* START Raw records *
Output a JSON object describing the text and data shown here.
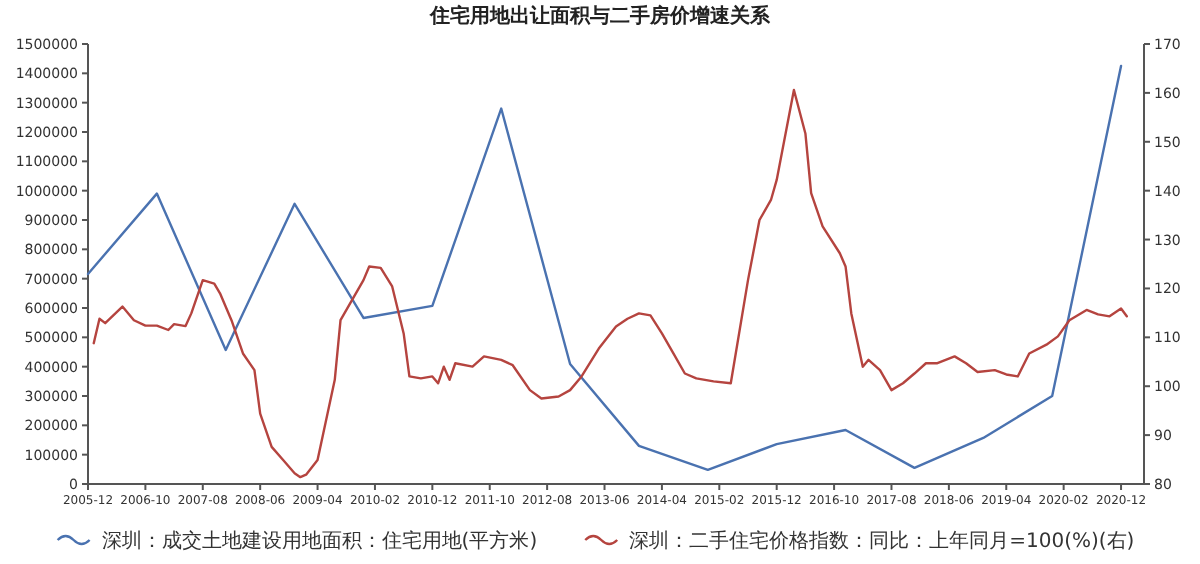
{
  "chart_data": {
    "type": "line",
    "title": "住宅用地出让面积与二手房价增速关系",
    "legend": "bottom",
    "grid": false,
    "xlim": [
      "2005-12",
      "2021-04"
    ],
    "xticks": [
      "2005-12",
      "2006-10",
      "2007-08",
      "2008-06",
      "2009-04",
      "2010-02",
      "2010-12",
      "2011-10",
      "2012-08",
      "2013-06",
      "2014-04",
      "2015-02",
      "2015-12",
      "2016-10",
      "2017-08",
      "2018-06",
      "2019-04",
      "2020-02",
      "2020-12"
    ],
    "ylim": [
      0,
      1500000
    ],
    "yticks": [
      0,
      100000,
      200000,
      300000,
      400000,
      500000,
      600000,
      700000,
      800000,
      900000,
      1000000,
      1100000,
      1200000,
      1300000,
      1400000,
      1500000
    ],
    "y2lim": [
      80,
      170
    ],
    "y2ticks": [
      80,
      90,
      100,
      110,
      120,
      130,
      140,
      150,
      160,
      170
    ],
    "series": [
      {
        "name": "深圳：成交土地建设用地面积：住宅用地(平方米)",
        "color": "#4a72b0",
        "x": [
          "2005-12",
          "2006-12",
          "2007-12",
          "2008-12",
          "2009-12",
          "2010-12",
          "2011-12",
          "2012-12",
          "2013-12",
          "2014-12",
          "2015-12",
          "2016-12",
          "2017-12",
          "2018-12",
          "2019-12",
          "2020-12"
        ],
        "values": [
          716000,
          990000,
          457000,
          955000,
          566000,
          607000,
          1280000,
          409000,
          130000,
          48000,
          136000,
          184000,
          55000,
          157000,
          300000,
          1425000
        ]
      },
      {
        "name": "深圳：二手住宅价格指数：同比：上年同月=100(%)(右)",
        "color": "#b5443f",
        "axis": "y2",
        "x": [
          "2006-01",
          "2006-02",
          "2006-03",
          "2006-06",
          "2006-08",
          "2006-10",
          "2006-12",
          "2007-02",
          "2007-03",
          "2007-05",
          "2007-06",
          "2007-08",
          "2007-10",
          "2007-11",
          "2008-01",
          "2008-03",
          "2008-05",
          "2008-06",
          "2008-08",
          "2008-10",
          "2008-12",
          "2009-01",
          "2009-02",
          "2009-04",
          "2009-05",
          "2009-07",
          "2009-08",
          "2009-10",
          "2009-12",
          "2010-01",
          "2010-03",
          "2010-05",
          "2010-07",
          "2010-08",
          "2010-10",
          "2010-12",
          "2011-01",
          "2011-02",
          "2011-03",
          "2011-04",
          "2011-07",
          "2011-09",
          "2011-12",
          "2012-02",
          "2012-05",
          "2012-07",
          "2012-10",
          "2012-12",
          "2013-02",
          "2013-05",
          "2013-08",
          "2013-10",
          "2013-12",
          "2014-02",
          "2014-04",
          "2014-06",
          "2014-08",
          "2014-10",
          "2015-01",
          "2015-04",
          "2015-07",
          "2015-09",
          "2015-11",
          "2015-12",
          "2016-03",
          "2016-05",
          "2016-06",
          "2016-08",
          "2016-11",
          "2016-12",
          "2017-01",
          "2017-03",
          "2017-04",
          "2017-06",
          "2017-08",
          "2017-10",
          "2017-12",
          "2018-02",
          "2018-04",
          "2018-07",
          "2018-09",
          "2018-11",
          "2019-02",
          "2019-04",
          "2019-06",
          "2019-08",
          "2019-11",
          "2020-01",
          "2020-03",
          "2020-06",
          "2020-08",
          "2020-10",
          "2020-12",
          "2021-01"
        ],
        "values": [
          108.8,
          113.8,
          112.9,
          116.3,
          113.5,
          112.4,
          112.4,
          111.5,
          112.7,
          112.3,
          114.9,
          121.7,
          121.0,
          119.0,
          113.5,
          106.7,
          103.3,
          94.4,
          87.6,
          84.9,
          82.2,
          81.4,
          81.9,
          84.9,
          90.4,
          101.3,
          113.5,
          117.6,
          121.7,
          124.5,
          124.2,
          120.4,
          110.8,
          102.0,
          101.6,
          102.0,
          100.6,
          104.0,
          101.3,
          104.7,
          104.0,
          106.1,
          105.4,
          104.3,
          99.2,
          97.5,
          97.9,
          99.2,
          102.0,
          107.7,
          112.2,
          113.8,
          114.9,
          114.5,
          110.8,
          106.7,
          102.6,
          101.6,
          101.0,
          100.6,
          121.7,
          134.0,
          138.1,
          142.2,
          160.6,
          151.7,
          139.5,
          132.7,
          127.2,
          124.5,
          114.9,
          104.0,
          105.4,
          103.3,
          99.2,
          100.6,
          102.6,
          104.7,
          104.7,
          106.1,
          104.7,
          102.9,
          103.3,
          102.4,
          102.0,
          106.7,
          108.5,
          110.2,
          113.5,
          115.6,
          114.7,
          114.3,
          115.9,
          114.3
        ]
      }
    ]
  }
}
* END Raw records *
Exclude the pictures, and transcribe all of the material exactly.

Output a JSON object describing the text and data shown here.
{
  "chart_data": {
    "type": "line",
    "title": "住宅用地出让面积与二手房价增速关系",
    "legend": "bottom",
    "grid": false,
    "xlim": [
      "2005-12",
      "2021-04"
    ],
    "xticks": [
      "2005-12",
      "2006-10",
      "2007-08",
      "2008-06",
      "2009-04",
      "2010-02",
      "2010-12",
      "2011-10",
      "2012-08",
      "2013-06",
      "2014-04",
      "2015-02",
      "2015-12",
      "2016-10",
      "2017-08",
      "2018-06",
      "2019-04",
      "2020-02",
      "2020-12"
    ],
    "ylim": [
      0,
      1500000
    ],
    "yticks": [
      0,
      100000,
      200000,
      300000,
      400000,
      500000,
      600000,
      700000,
      800000,
      900000,
      1000000,
      1100000,
      1200000,
      1300000,
      1400000,
      1500000
    ],
    "y2lim": [
      80,
      170
    ],
    "y2ticks": [
      80,
      90,
      100,
      110,
      120,
      130,
      140,
      150,
      160,
      170
    ],
    "series": [
      {
        "name": "深圳：成交土地建设用地面积：住宅用地(平方米)",
        "color": "#4a72b0",
        "x": [
          "2005-12",
          "2006-12",
          "2007-12",
          "2008-12",
          "2009-12",
          "2010-12",
          "2011-12",
          "2012-12",
          "2013-12",
          "2014-12",
          "2015-12",
          "2016-12",
          "2017-12",
          "2018-12",
          "2019-12",
          "2020-12"
        ],
        "values": [
          716000,
          990000,
          457000,
          955000,
          566000,
          607000,
          1280000,
          409000,
          130000,
          48000,
          136000,
          184000,
          55000,
          157000,
          300000,
          1425000
        ]
      },
      {
        "name": "深圳：二手住宅价格指数：同比：上年同月=100(%)(右)",
        "color": "#b5443f",
        "axis": "y2",
        "x": [
          "2006-01",
          "2006-02",
          "2006-03",
          "2006-06",
          "2006-08",
          "2006-10",
          "2006-12",
          "2007-02",
          "2007-03",
          "2007-05",
          "2007-06",
          "2007-08",
          "2007-10",
          "2007-11",
          "2008-01",
          "2008-03",
          "2008-05",
          "2008-06",
          "2008-08",
          "2008-10",
          "2008-12",
          "2009-01",
          "2009-02",
          "2009-04",
          "2009-05",
          "2009-07",
          "2009-08",
          "2009-10",
          "2009-12",
          "2010-01",
          "2010-03",
          "2010-05",
          "2010-07",
          "2010-08",
          "2010-10",
          "2010-12",
          "2011-01",
          "2011-02",
          "2011-03",
          "2011-04",
          "2011-07",
          "2011-09",
          "2011-12",
          "2012-02",
          "2012-05",
          "2012-07",
          "2012-10",
          "2012-12",
          "2013-02",
          "2013-05",
          "2013-08",
          "2013-10",
          "2013-12",
          "2014-02",
          "2014-04",
          "2014-06",
          "2014-08",
          "2014-10",
          "2015-01",
          "2015-04",
          "2015-07",
          "2015-09",
          "2015-11",
          "2015-12",
          "2016-03",
          "2016-05",
          "2016-06",
          "2016-08",
          "2016-11",
          "2016-12",
          "2017-01",
          "2017-03",
          "2017-04",
          "2017-06",
          "2017-08",
          "2017-10",
          "2017-12",
          "2018-02",
          "2018-04",
          "2018-07",
          "2018-09",
          "2018-11",
          "2019-02",
          "2019-04",
          "2019-06",
          "2019-08",
          "2019-11",
          "2020-01",
          "2020-03",
          "2020-06",
          "2020-08",
          "2020-10",
          "2020-12",
          "2021-01"
        ],
        "values": [
          108.8,
          113.8,
          112.9,
          116.3,
          113.5,
          112.4,
          112.4,
          111.5,
          112.7,
          112.3,
          114.9,
          121.7,
          121.0,
          119.0,
          113.5,
          106.7,
          103.3,
          94.4,
          87.6,
          84.9,
          82.2,
          81.4,
          81.9,
          84.9,
          90.4,
          101.3,
          113.5,
          117.6,
          121.7,
          124.5,
          124.2,
          120.4,
          110.8,
          102.0,
          101.6,
          102.0,
          100.6,
          104.0,
          101.3,
          104.7,
          104.0,
          106.1,
          105.4,
          104.3,
          99.2,
          97.5,
          97.9,
          99.2,
          102.0,
          107.7,
          112.2,
          113.8,
          114.9,
          114.5,
          110.8,
          106.7,
          102.6,
          101.6,
          101.0,
          100.6,
          121.7,
          134.0,
          138.1,
          142.2,
          160.6,
          151.7,
          139.5,
          132.7,
          127.2,
          124.5,
          114.9,
          104.0,
          105.4,
          103.3,
          99.2,
          100.6,
          102.6,
          104.7,
          104.7,
          106.1,
          104.7,
          102.9,
          103.3,
          102.4,
          102.0,
          106.7,
          108.5,
          110.2,
          113.5,
          115.6,
          114.7,
          114.3,
          115.9,
          114.3
        ]
      }
    ]
  }
}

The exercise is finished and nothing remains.